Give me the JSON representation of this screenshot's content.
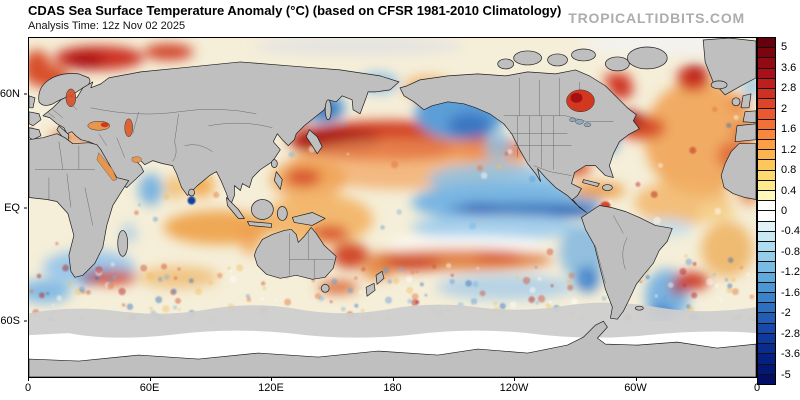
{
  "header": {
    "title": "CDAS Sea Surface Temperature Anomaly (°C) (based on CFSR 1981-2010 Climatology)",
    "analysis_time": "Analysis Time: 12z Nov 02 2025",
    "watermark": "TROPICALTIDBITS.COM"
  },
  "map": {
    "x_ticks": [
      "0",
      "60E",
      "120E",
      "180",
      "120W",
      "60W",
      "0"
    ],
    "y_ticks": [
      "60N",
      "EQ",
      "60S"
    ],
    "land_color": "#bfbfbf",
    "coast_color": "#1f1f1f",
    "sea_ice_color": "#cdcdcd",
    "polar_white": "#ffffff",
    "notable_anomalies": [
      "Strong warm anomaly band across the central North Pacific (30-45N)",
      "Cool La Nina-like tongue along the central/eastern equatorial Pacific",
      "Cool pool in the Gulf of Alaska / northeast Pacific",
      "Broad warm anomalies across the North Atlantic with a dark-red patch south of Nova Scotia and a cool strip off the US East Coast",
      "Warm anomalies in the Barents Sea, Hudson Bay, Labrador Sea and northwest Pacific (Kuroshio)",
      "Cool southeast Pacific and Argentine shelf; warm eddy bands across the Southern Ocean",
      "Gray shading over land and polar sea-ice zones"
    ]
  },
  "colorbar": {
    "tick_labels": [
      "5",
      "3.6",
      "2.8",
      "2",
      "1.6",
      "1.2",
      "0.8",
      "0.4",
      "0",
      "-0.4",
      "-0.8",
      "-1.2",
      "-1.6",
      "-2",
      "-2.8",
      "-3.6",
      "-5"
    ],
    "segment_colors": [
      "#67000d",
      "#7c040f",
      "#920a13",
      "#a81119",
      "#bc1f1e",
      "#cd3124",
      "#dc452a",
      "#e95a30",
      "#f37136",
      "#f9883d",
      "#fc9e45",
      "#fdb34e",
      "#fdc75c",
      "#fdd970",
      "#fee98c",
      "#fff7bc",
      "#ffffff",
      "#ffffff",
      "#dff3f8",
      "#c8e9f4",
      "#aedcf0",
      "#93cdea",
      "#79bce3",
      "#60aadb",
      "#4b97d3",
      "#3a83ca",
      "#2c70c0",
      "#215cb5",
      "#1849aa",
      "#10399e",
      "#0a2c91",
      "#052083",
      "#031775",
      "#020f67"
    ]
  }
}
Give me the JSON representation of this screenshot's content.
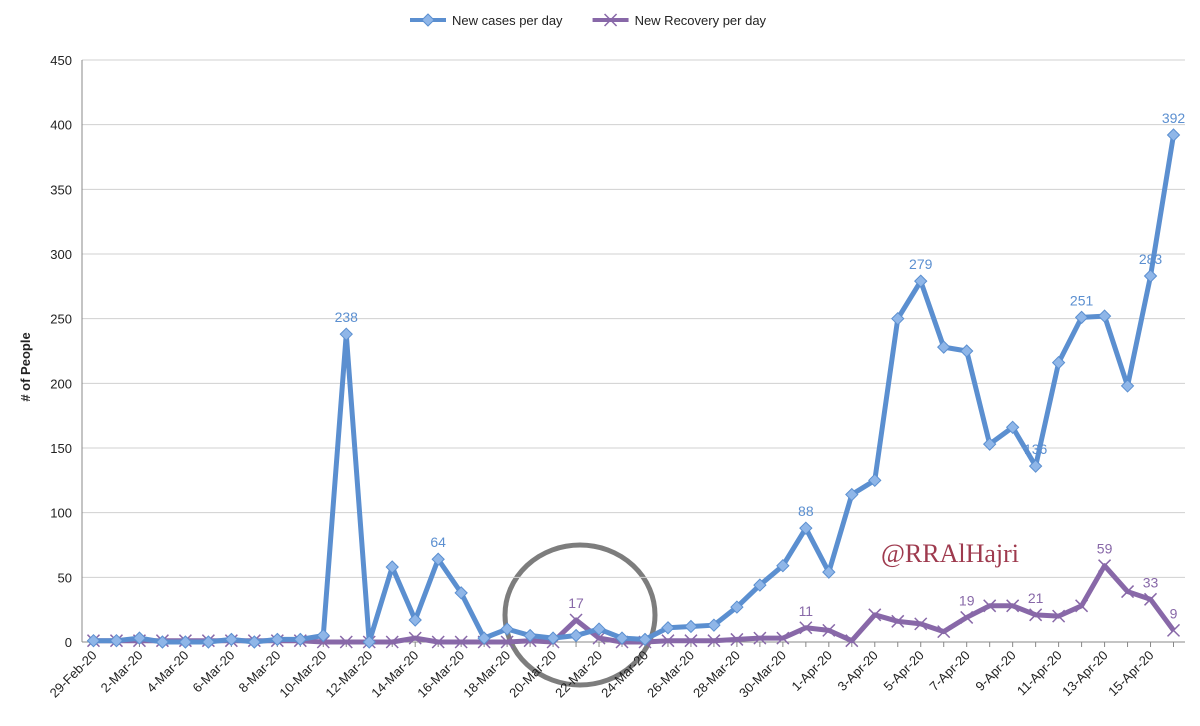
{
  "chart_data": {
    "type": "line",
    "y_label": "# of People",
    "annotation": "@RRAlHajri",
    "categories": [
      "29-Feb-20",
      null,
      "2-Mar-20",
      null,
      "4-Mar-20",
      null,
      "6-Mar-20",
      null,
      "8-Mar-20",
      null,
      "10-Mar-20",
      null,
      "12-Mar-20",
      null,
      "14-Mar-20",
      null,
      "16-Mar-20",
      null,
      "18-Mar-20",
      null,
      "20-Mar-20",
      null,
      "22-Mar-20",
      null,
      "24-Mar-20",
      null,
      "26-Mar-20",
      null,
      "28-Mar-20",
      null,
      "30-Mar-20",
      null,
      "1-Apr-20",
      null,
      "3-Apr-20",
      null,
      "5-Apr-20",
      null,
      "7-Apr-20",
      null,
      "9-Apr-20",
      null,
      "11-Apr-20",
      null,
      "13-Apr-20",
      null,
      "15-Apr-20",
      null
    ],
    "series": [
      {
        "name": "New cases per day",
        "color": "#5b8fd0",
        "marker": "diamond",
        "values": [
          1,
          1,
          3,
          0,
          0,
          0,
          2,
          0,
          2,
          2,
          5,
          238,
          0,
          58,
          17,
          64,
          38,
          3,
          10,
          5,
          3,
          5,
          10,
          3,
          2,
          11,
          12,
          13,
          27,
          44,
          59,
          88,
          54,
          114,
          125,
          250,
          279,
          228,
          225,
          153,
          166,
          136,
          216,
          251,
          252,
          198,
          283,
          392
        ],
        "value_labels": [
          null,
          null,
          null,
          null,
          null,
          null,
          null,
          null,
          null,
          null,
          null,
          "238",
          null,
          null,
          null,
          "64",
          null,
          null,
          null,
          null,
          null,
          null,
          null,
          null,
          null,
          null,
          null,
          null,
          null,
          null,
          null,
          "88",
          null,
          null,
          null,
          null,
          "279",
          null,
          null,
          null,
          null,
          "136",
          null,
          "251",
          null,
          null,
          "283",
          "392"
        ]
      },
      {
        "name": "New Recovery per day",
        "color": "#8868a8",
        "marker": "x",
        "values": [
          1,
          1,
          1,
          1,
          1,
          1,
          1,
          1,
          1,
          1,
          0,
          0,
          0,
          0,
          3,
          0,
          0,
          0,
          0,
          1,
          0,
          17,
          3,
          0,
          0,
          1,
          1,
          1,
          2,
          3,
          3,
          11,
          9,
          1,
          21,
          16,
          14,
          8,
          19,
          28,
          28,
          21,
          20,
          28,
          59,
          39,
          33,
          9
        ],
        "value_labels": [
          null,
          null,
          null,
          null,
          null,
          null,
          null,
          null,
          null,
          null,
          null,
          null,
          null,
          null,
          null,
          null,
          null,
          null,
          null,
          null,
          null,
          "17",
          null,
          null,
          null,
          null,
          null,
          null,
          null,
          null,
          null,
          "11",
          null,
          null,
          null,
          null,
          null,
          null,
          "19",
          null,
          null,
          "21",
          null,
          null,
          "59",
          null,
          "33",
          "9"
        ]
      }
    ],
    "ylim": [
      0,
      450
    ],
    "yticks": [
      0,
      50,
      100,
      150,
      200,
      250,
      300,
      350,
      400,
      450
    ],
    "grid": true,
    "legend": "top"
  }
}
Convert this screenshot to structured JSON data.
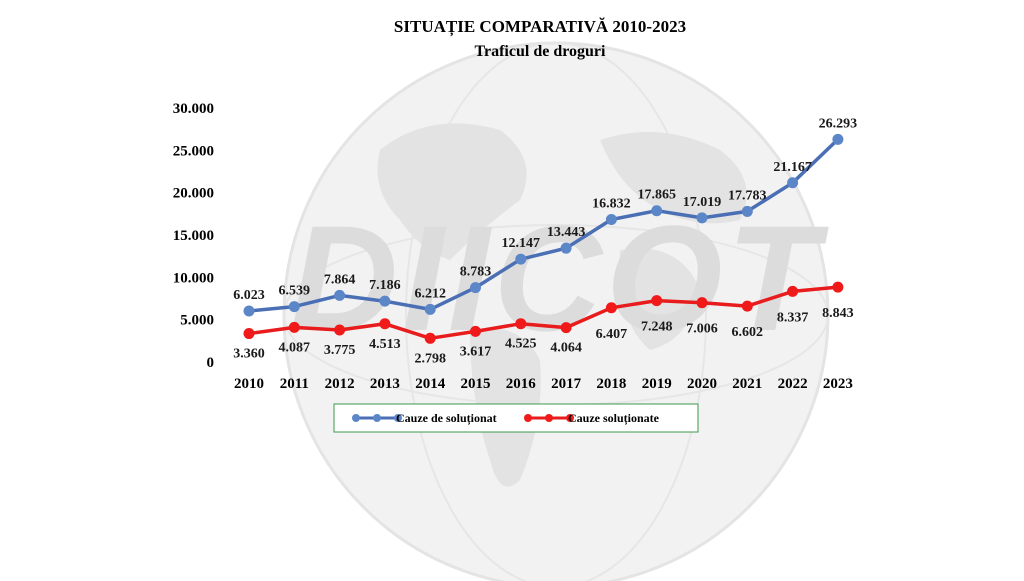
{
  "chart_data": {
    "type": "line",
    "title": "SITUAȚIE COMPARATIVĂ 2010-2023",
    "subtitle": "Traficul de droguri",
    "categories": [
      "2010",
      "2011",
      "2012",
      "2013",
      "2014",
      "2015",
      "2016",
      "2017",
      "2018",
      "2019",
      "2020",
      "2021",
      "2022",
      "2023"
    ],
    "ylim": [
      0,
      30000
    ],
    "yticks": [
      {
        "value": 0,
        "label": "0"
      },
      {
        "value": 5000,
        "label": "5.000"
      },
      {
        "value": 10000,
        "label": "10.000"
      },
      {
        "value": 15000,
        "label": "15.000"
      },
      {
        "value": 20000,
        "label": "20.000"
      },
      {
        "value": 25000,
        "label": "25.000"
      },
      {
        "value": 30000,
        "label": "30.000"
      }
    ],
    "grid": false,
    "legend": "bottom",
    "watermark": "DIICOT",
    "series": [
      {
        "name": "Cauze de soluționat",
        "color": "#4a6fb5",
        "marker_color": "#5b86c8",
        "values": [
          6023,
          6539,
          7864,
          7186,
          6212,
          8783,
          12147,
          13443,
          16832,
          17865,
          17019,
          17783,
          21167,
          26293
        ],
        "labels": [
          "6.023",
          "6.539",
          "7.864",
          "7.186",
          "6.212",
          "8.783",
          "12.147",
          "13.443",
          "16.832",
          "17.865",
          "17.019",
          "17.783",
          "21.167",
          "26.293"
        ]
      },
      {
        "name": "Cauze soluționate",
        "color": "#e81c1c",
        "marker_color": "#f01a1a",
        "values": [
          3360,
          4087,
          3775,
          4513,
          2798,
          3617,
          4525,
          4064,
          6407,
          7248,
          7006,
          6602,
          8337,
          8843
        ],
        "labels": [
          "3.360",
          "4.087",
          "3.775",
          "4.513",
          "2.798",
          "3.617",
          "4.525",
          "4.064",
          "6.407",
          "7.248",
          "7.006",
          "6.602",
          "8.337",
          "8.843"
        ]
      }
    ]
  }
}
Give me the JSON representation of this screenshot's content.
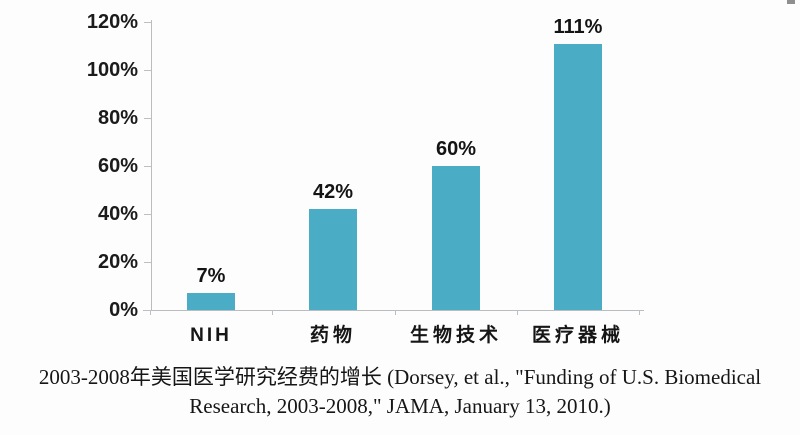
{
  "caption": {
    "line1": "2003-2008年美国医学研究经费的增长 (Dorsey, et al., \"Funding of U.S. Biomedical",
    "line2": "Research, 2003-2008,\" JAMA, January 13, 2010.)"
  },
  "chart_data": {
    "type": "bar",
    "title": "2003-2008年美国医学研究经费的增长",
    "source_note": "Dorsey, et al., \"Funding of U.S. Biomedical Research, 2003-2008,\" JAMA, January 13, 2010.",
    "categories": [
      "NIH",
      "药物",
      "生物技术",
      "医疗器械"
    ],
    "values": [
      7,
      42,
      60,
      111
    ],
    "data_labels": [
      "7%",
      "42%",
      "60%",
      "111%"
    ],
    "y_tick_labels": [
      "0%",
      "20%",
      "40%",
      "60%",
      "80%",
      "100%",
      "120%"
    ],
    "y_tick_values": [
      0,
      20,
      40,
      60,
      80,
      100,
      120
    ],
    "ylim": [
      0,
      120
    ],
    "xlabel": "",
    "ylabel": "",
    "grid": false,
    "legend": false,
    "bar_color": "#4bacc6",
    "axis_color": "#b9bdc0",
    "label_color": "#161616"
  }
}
----------
Set problem: Look above for every line with the word "name" and copy it.

Finished exercise:
        "name": "New cases per day",
        "name": "New Recovery per day",
        "name": "Cauze de soluționat",
        "name": "Cauze soluționate",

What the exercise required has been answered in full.